Reproduce the listing below verbatim.

▸ **Saved data entries**:
- - -

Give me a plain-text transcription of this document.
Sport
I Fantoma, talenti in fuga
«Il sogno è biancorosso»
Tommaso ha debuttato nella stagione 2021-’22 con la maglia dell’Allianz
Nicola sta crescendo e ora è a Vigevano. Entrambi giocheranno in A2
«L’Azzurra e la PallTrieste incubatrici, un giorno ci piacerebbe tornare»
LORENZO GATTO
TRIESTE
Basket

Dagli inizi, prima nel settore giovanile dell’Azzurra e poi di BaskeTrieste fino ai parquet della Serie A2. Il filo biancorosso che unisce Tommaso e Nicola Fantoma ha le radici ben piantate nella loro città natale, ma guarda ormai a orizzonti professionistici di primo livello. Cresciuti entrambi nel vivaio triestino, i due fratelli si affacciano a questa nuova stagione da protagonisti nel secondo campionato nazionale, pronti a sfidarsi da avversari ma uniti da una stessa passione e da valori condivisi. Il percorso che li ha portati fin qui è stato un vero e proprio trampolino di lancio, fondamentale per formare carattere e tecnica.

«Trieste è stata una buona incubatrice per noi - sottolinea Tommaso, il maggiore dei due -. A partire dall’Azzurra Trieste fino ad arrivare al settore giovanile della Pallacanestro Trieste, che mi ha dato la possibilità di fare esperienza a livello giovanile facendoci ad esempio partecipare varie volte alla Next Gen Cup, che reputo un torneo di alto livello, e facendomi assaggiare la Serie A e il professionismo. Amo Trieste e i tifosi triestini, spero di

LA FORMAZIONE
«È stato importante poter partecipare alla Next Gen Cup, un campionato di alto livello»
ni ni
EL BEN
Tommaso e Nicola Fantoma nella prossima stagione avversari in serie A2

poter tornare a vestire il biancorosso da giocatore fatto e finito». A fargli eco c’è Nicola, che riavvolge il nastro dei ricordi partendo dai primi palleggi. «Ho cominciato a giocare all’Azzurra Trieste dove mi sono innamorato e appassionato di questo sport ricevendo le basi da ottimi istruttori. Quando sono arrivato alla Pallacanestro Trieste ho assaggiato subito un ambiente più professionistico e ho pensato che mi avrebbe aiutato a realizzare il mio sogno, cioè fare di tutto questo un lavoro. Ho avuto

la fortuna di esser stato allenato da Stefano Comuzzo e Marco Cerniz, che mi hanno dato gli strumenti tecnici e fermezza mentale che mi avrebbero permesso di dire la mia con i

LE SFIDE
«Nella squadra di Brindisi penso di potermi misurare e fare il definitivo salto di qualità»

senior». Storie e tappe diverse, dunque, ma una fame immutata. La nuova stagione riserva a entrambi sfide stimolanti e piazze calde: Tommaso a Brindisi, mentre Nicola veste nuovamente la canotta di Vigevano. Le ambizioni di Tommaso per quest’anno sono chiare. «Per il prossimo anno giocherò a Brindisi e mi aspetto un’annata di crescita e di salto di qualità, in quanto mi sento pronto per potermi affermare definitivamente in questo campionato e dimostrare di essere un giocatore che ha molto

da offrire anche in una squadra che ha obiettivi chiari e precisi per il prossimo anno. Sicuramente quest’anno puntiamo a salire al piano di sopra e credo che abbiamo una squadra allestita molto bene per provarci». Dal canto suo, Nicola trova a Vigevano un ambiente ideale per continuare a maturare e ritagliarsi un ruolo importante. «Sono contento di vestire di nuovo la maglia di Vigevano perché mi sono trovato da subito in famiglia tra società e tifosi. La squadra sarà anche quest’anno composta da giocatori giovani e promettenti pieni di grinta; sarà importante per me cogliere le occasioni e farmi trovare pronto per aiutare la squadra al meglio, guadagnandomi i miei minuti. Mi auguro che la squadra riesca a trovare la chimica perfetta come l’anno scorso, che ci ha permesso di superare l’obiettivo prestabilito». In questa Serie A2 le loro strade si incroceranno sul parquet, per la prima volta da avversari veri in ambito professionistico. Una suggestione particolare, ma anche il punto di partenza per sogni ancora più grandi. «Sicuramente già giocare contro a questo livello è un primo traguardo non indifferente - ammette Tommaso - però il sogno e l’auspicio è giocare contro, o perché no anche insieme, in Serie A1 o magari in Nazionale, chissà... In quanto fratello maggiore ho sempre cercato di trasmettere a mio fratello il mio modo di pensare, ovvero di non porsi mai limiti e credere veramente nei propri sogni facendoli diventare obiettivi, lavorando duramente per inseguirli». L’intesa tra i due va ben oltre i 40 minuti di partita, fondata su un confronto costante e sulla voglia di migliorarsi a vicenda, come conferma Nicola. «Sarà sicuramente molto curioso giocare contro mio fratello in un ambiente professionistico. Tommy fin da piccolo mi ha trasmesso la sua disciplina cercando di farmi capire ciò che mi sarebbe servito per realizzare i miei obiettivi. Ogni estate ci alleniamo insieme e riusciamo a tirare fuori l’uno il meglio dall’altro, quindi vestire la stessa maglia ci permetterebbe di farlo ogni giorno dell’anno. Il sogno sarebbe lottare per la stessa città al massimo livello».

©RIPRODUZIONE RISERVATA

- - -

▸ **Solution to this exercise**:
Give me a plain-text transcription of this document.
Sport
I Fantoma, talenti in fuga
«Il sogno è biancorosso»
Tommaso ha debuttato nella stagione 2021-’22 con la maglia dell’Allianz
Nicola sta crescendo e ora è a Vigevano. Entrambi giocheranno in A2
«L’Azzurra e la PallTrieste incubatrici, un giorno ci piacerebbe tornare»
LORENZO GATTO
TRIESTE
Basket

Dagli inizi, prima nel settore giovanile dell’Azzurra e poi di BaskeTrieste fino ai parquet della Serie A2. Il filo biancorosso che unisce Tommaso e Nicola Fantoma ha le radici ben piantate nella loro città natale, ma guarda ormai a orizzonti professionistici di primo livello. Cresciuti entrambi nel vivaio triestino, i due fratelli si affacciano a questa nuova stagione da protagonisti nel secondo campionato nazionale, pronti a sfidarsi da avversari ma uniti da una stessa passione e da valori condivisi. Il percorso che li ha portati fin qui è stato un vero e proprio trampolino di lancio, fondamentale per formare carattere e tecnica.

«Trieste è stata una buona incubatrice per noi - sottolinea Tommaso, il maggiore dei due -. A partire dall’Azzurra Trieste fino ad arrivare al settore giovanile della Pallacanestro Trieste, che mi ha dato la possibilità di fare esperienza a livello giovanile facendoci ad esempio partecipare varie volte alla Next Gen Cup, che reputo un torneo di alto livello, e facendomi assaggiare la Serie A e il professionismo. Amo Trieste e i tifosi triestini, spero di

LA FORMAZIONE
«È stato importante poter partecipare alla Next Gen Cup, un campionato di alto livello»
ni ni
EL BEN
Tommaso e Nicola Fantoma nella prossima stagione avversari in serie A2

poter tornare a vestire il biancorosso da giocatore fatto e finito». A fargli eco c’è Nicola, che riavvolge il nastro dei ricordi partendo dai primi palleggi. «Ho cominciato a giocare all’Azzurra Trieste dove mi sono innamorato e appassionato di questo sport ricevendo le basi da ottimi istruttori. Quando sono arrivato alla Pallacanestro Trieste ho assaggiato subito un ambiente più professionistico e ho pensato che mi avrebbe aiutato a realizzare il mio sogno, cioè fare di tutto questo un lavoro. Ho avuto

la fortuna di esser stato allenato da Stefano Comuzzo e Marco Cerniz, che mi hanno dato gli strumenti tecnici e fermezza mentale che mi avrebbero permesso di dire la mia con i

LE SFIDE
«Nella squadra di Brindisi penso di potermi misurare e fare il definitivo salto di qualità»

senior». Storie e tappe diverse, dunque, ma una fame immutata. La nuova stagione riserva a entrambi sfide stimolanti e piazze calde: Tommaso a Brindisi, mentre Nicola veste nuovamente la canotta di Vigevano. Le ambizioni di Tommaso per quest’anno sono chiare. «Per il prossimo anno giocherò a Brindisi e mi aspetto un’annata di crescita e di salto di qualità, in quanto mi sento pronto per potermi affermare definitivamente in questo campionato e dimostrare di essere un giocatore che ha molto

da offrire anche in una squadra che ha obiettivi chiari e precisi per il prossimo anno. Sicuramente quest’anno puntiamo a salire al piano di sopra e credo che abbiamo una squadra allestita molto bene per provarci». Dal canto suo, Nicola trova a Vigevano un ambiente ideale per continuare a maturare e ritagliarsi un ruolo importante. «Sono contento di vestire di nuovo la maglia di Vigevano perché mi sono trovato da subito in famiglia tra società e tifosi. La squadra sarà anche quest’anno composta da giocatori giovani e promettenti pieni di grinta; sarà importante per me cogliere le occasioni e farmi trovare pronto per aiutare la squadra al meglio, guadagnandomi i miei minuti. Mi auguro che la squadra riesca a trovare la chimica perfetta come l’anno scorso, che ci ha permesso di superare l’obiettivo prestabilito». In questa Serie A2 le loro strade si incroceranno sul parquet, per la prima volta da avversari veri in ambito professionistico. Una suggestione particolare, ma anche il punto di partenza per sogni ancora più grandi. «Sicuramente già giocare contro a questo livello è un primo traguardo non indifferente - ammette Tommaso - però il sogno e l’auspicio è giocare contro, o perché no anche insieme, in Serie A1 o magari in Nazionale, chissà... In quanto fratello maggiore ho sempre cercato di trasmettere a mio fratello il mio modo di pensare, ovvero di non porsi mai limiti e credere veramente nei propri sogni facendoli diventare obiettivi, lavorando duramente per inseguirli». L’intesa tra i due va ben oltre i 40 minuti di partita, fondata su un confronto costante e sulla voglia di migliorarsi a vicenda, come conferma Nicola. «Sarà sicuramente molto curioso giocare contro mio fratello in un ambiente professionistico. Tommy fin da piccolo mi ha trasmesso la sua disciplina cercando di farmi capire ciò che mi sarebbe servito per realizzare i miei obiettivi. Ogni estate ci alleniamo insieme e riusciamo a tirare fuori l’uno il meglio dall’altro, quindi vestire la stessa maglia ci permetterebbe di farlo ogni giorno dell’anno. Il sogno sarebbe lottare per la stessa città al massimo livello».

©RIPRODUZIONE RISERVATA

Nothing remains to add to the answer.